### TEXTE ÉTUDIÉ
%%

Face à la pandémie, il est constaté un relâchement flagrant de la population. Les mesures de précaution déjà en demi-teinte et mal assumées, fort heureusement par une minorité avec une légèreté manifeste, ne semblent plus d'actualité. On a la nette impression que les Algériens sont convaincus que le corona a totalement disparu et qu'il est permis dorénavant de ne plus en parler. Les terrasses des cafés et des restaurants ont ouvert leurs bras aux consommateurs heureux et satisfaits de se livrer à une large dérogation accordée par le déconfinement et que les contraintes des distanciations et l'ensemble des précautions sanitaires sont à envoyer au diable.

%%

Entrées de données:
%%

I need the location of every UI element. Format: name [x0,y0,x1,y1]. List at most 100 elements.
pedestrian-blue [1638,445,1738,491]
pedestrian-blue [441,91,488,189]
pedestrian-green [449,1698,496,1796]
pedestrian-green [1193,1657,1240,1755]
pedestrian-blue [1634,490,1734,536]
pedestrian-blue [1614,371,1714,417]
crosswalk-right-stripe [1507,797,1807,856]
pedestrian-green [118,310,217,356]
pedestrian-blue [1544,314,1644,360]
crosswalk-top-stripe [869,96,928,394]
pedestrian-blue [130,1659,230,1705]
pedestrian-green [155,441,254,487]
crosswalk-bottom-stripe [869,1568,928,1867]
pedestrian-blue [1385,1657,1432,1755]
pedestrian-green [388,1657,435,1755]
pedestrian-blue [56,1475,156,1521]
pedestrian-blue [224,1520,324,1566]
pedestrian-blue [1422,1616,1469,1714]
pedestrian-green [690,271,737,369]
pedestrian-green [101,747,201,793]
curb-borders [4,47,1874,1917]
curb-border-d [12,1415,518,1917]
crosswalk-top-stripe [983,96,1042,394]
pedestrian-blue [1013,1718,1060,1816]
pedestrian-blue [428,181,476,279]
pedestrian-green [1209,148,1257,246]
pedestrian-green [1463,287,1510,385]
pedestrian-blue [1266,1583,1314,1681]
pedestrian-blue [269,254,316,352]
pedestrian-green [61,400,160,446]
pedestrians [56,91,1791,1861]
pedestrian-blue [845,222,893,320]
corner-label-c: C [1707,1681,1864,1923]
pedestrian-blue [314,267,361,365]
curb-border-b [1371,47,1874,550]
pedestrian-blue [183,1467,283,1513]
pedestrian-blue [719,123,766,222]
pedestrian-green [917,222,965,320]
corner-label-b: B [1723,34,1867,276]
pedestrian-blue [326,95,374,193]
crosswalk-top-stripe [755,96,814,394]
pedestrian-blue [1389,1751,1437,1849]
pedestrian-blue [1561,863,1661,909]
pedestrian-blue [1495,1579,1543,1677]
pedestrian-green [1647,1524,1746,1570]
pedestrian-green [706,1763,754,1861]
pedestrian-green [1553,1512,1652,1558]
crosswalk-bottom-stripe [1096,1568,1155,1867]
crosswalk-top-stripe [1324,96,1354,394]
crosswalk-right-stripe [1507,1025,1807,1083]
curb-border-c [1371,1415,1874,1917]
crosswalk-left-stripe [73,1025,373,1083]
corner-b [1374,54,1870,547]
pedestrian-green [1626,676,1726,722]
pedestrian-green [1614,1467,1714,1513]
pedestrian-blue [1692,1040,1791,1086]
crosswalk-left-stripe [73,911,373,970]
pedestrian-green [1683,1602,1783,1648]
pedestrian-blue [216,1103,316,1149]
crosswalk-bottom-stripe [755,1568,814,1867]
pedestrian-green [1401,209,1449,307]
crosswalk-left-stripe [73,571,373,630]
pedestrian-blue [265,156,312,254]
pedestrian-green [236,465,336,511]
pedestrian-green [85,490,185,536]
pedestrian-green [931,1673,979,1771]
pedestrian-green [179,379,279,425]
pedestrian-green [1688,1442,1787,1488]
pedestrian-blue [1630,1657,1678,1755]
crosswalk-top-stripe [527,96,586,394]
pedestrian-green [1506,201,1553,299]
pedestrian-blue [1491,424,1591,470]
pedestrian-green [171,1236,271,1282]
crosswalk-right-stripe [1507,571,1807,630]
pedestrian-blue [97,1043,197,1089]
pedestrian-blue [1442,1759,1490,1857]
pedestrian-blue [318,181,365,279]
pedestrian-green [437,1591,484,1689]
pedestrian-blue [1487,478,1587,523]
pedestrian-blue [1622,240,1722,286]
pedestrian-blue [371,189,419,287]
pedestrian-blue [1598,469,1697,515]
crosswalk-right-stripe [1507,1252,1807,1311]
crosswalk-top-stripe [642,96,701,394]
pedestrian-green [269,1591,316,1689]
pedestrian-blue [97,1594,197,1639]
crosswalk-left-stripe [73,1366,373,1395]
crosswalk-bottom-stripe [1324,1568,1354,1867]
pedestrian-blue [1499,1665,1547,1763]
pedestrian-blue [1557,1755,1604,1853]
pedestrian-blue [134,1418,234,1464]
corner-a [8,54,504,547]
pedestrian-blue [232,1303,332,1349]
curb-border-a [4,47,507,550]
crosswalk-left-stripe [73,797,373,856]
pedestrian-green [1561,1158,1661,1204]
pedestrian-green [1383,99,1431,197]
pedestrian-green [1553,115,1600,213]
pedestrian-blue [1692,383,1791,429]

%%

### ACTIONS DEMANDÉES
A – Citez fidèlement le passage du texte sur le relâchement face à la pandémie, en commençant par « Face à la pandémie, il » et en poursuivant jusqu'à « envoyer au diable. ».
B – Réécrivez plus brièvement le paragraphe du texte sur le relâchement face à la pandémie qui débute par « Face à la pandémie », en conservant ses faits principaux.

### RÉPONSES ATTENDUES
A –
Face à la pandémie, il est constaté un relâchement flagrant de la population. Les mesures de précaution déjà en demi-teinte et mal assumées, fort heureusement par une minorité avec une légèreté manifeste, ne semblent plus d'actualité. On a la nette impression que les Algériens sont convaincus que le corona a totalement disparu et qu'il est permis dorénavant de ne plus en parler. Les terrasses des cafés et des restaurants ont ouvert leurs bras aux consommateurs heureux et satisfaits de se livrer à une large dérogation accordée par le déconfinement et que les contraintes des distanciations et l'ensemble des précautions sanitaires sont à envoyer au diable.

B – Face à la pandémie, la population s'est nettement relâchée. Les mesures de précaution, déjà appliquées à moitié, ne paraissent plus d'actualité, comme si les Algériens croyaient le corona totalement disparu. Les terrasses des cafés et des restaurants accueillent de nouveau des consommateurs heureux de profiter du déconfinement, qui délaissent la distanciation et les précautions sanitaires.